■ Work required:
Copy the lines below that start with the one containing "point xyxy=(289,258,300,268)" and end with the one containing "x-tick-label: 0.6 xyxy=(362,484,382,500)", both included, with every character unchanged.

....

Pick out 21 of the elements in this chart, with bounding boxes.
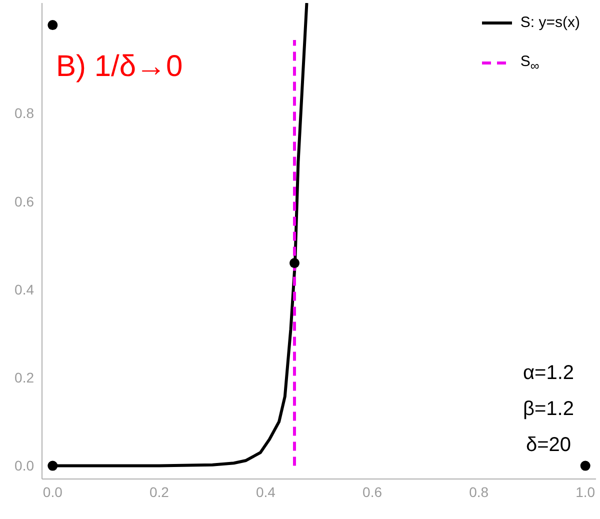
point xyxy=(289,258,300,268)
x-tick-label: 0.4 xyxy=(256,484,276,500)
legend-label: S$_{∞}$ xyxy=(520,53,540,73)
y-tick-label: 0.6 xyxy=(14,193,34,210)
annotation: B) 1/δ→0 xyxy=(56,50,183,84)
x-tick-label: 0.8 xyxy=(469,484,489,500)
x-tick-label: 0.6 xyxy=(362,484,382,500)
y-tick-label: 0.4 xyxy=(14,281,34,298)
y-tick-label: 0.2 xyxy=(14,370,34,386)
annotation: δ=20 xyxy=(524,433,572,458)
x-tick-label: 1.0 xyxy=(576,484,596,500)
legend-label: S: y=s(x) xyxy=(520,14,580,31)
y-tick-label: 0.8 xyxy=(14,105,34,122)
point xyxy=(48,460,58,471)
x-tick-label: 0.2 xyxy=(149,484,170,500)
point xyxy=(580,460,590,471)
y-tick-label: 0.0 xyxy=(14,458,34,474)
annotation: α=1.2 xyxy=(522,361,574,386)
annotation: β=1.2 xyxy=(522,397,574,422)
x-tick-label: 0.0 xyxy=(42,484,63,500)
point xyxy=(48,20,58,30)
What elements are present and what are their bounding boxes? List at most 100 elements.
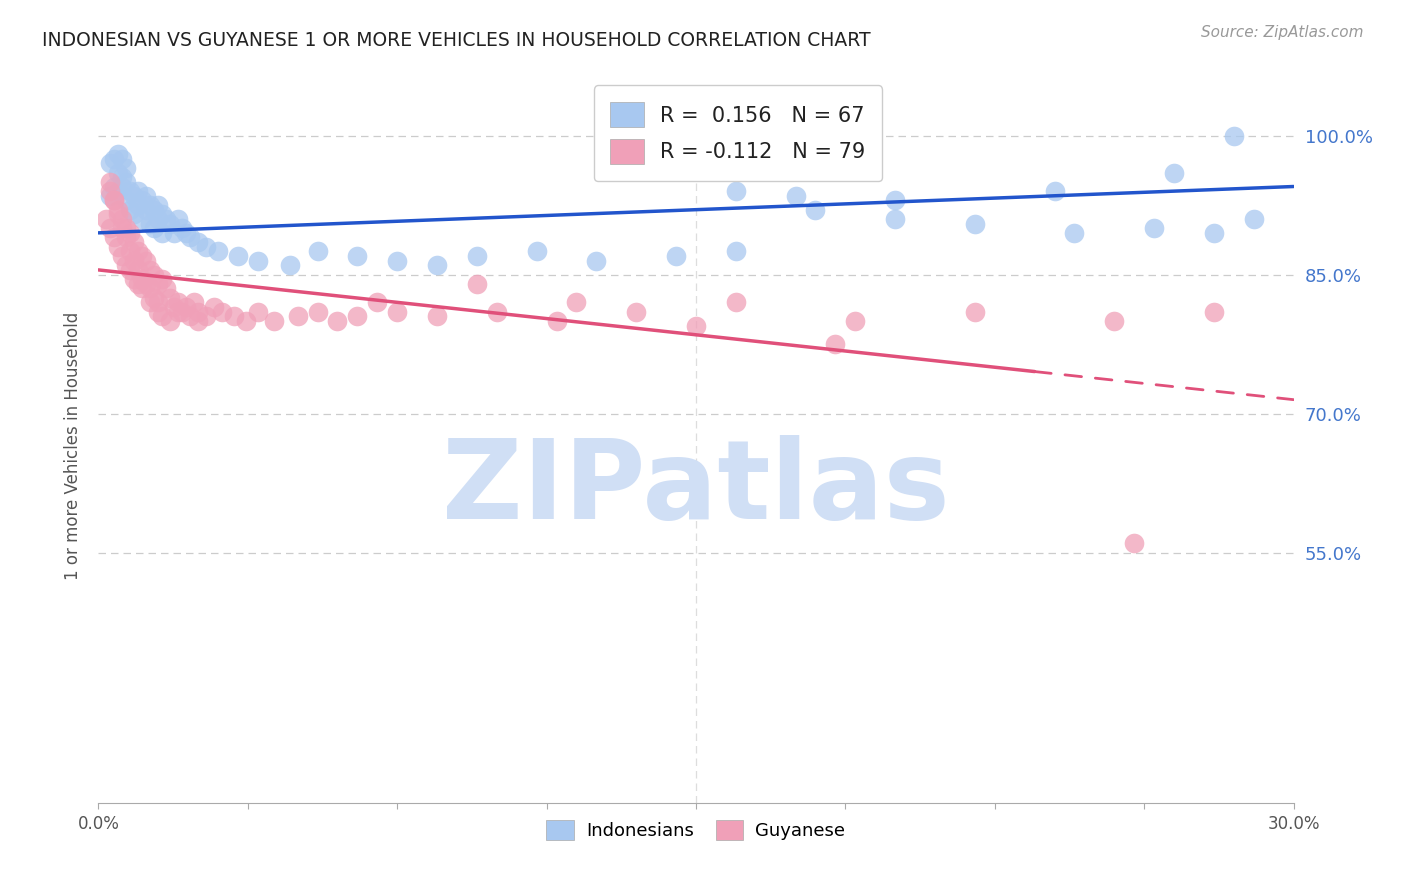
Point bbox=[143, 202, 166, 217]
Point bbox=[884, 194, 907, 208]
Point bbox=[139, 295, 162, 310]
Point bbox=[172, 304, 194, 318]
Point bbox=[107, 202, 129, 217]
Point bbox=[174, 300, 197, 314]
Text: ZIPatlas: ZIPatlas bbox=[441, 435, 950, 542]
Point bbox=[131, 194, 153, 208]
Point bbox=[1202, 304, 1225, 318]
Point bbox=[426, 258, 449, 272]
Point bbox=[485, 304, 508, 318]
Point bbox=[226, 249, 249, 263]
Point bbox=[120, 244, 142, 259]
Point bbox=[1163, 166, 1185, 180]
Point bbox=[98, 184, 122, 198]
Point bbox=[98, 175, 122, 189]
Point bbox=[115, 194, 138, 208]
Point bbox=[183, 295, 205, 310]
Point bbox=[98, 188, 122, 202]
Point bbox=[115, 161, 138, 175]
Point bbox=[174, 226, 197, 240]
Legend: Indonesians, Guyanese: Indonesians, Guyanese bbox=[540, 813, 852, 847]
Point bbox=[179, 230, 201, 244]
Point bbox=[150, 310, 173, 324]
Point bbox=[626, 304, 648, 318]
Point bbox=[1202, 226, 1225, 240]
Point bbox=[1243, 211, 1265, 226]
Text: INDONESIAN VS GUYANESE 1 OR MORE VEHICLES IN HOUSEHOLD CORRELATION CHART: INDONESIAN VS GUYANESE 1 OR MORE VEHICLE… bbox=[42, 31, 870, 50]
Point bbox=[120, 202, 142, 217]
Point bbox=[307, 304, 329, 318]
Point bbox=[120, 184, 142, 198]
Point bbox=[724, 184, 747, 198]
Point bbox=[139, 281, 162, 295]
Point bbox=[131, 249, 153, 263]
Point bbox=[124, 235, 146, 249]
Point bbox=[115, 175, 138, 189]
Point bbox=[195, 240, 218, 254]
Point bbox=[1123, 536, 1146, 550]
Point bbox=[143, 268, 166, 282]
Point bbox=[111, 179, 134, 194]
Point bbox=[124, 188, 146, 202]
Point bbox=[111, 170, 134, 185]
Point bbox=[167, 295, 190, 310]
Point bbox=[211, 304, 233, 318]
Point bbox=[131, 272, 153, 286]
Point bbox=[159, 217, 181, 231]
Point bbox=[103, 194, 125, 208]
Point bbox=[127, 244, 149, 259]
Point bbox=[139, 263, 162, 277]
Point bbox=[195, 310, 218, 324]
Point bbox=[526, 244, 548, 259]
Point bbox=[844, 314, 866, 328]
Point bbox=[546, 314, 568, 328]
Point bbox=[107, 184, 129, 198]
Point bbox=[222, 310, 245, 324]
Point bbox=[103, 152, 125, 166]
Point bbox=[148, 198, 170, 212]
Point bbox=[307, 244, 329, 259]
Point bbox=[148, 295, 170, 310]
Point bbox=[139, 217, 162, 231]
Point bbox=[115, 221, 138, 235]
Point bbox=[131, 211, 153, 226]
Point bbox=[120, 226, 142, 240]
Point bbox=[155, 281, 177, 295]
Y-axis label: 1 or more Vehicles in Household: 1 or more Vehicles in Household bbox=[65, 312, 83, 580]
Point bbox=[278, 258, 301, 272]
Point bbox=[963, 217, 986, 231]
Text: Source: ZipAtlas.com: Source: ZipAtlas.com bbox=[1201, 25, 1364, 40]
Point bbox=[724, 295, 747, 310]
Point bbox=[131, 281, 153, 295]
Point bbox=[724, 244, 747, 259]
Point bbox=[585, 253, 607, 268]
Point bbox=[263, 314, 285, 328]
Point bbox=[150, 272, 173, 286]
Point bbox=[103, 179, 125, 194]
Point bbox=[824, 337, 846, 351]
Point bbox=[235, 314, 257, 328]
Point bbox=[187, 304, 209, 318]
Point bbox=[287, 310, 309, 324]
Point bbox=[385, 253, 409, 268]
Point bbox=[107, 166, 129, 180]
Point bbox=[963, 304, 986, 318]
Point bbox=[1223, 128, 1246, 143]
Point bbox=[804, 202, 827, 217]
Point bbox=[148, 277, 170, 291]
Point bbox=[98, 156, 122, 170]
Point bbox=[139, 198, 162, 212]
Point bbox=[150, 226, 173, 240]
Point bbox=[465, 249, 488, 263]
Point bbox=[187, 314, 209, 328]
Point bbox=[187, 235, 209, 249]
Point bbox=[346, 310, 368, 324]
Point bbox=[246, 304, 269, 318]
Point bbox=[150, 207, 173, 221]
Point bbox=[107, 240, 129, 254]
Point bbox=[167, 304, 190, 318]
Point bbox=[159, 314, 181, 328]
Point bbox=[124, 272, 146, 286]
Point bbox=[172, 221, 194, 235]
Point bbox=[426, 310, 449, 324]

....

■ Written reply:
point xyxy=(289,258,300,268)
x-tick-label: 0.4 xyxy=(256,484,276,500)
legend-label: S$_{∞}$ xyxy=(520,53,540,73)
y-tick-label: 0.6 xyxy=(14,193,34,210)
annotation: B) 1/δ→0 xyxy=(56,50,183,84)
x-tick-label: 0.8 xyxy=(469,484,489,500)
x-tick-label: 0.6 xyxy=(362,484,382,500)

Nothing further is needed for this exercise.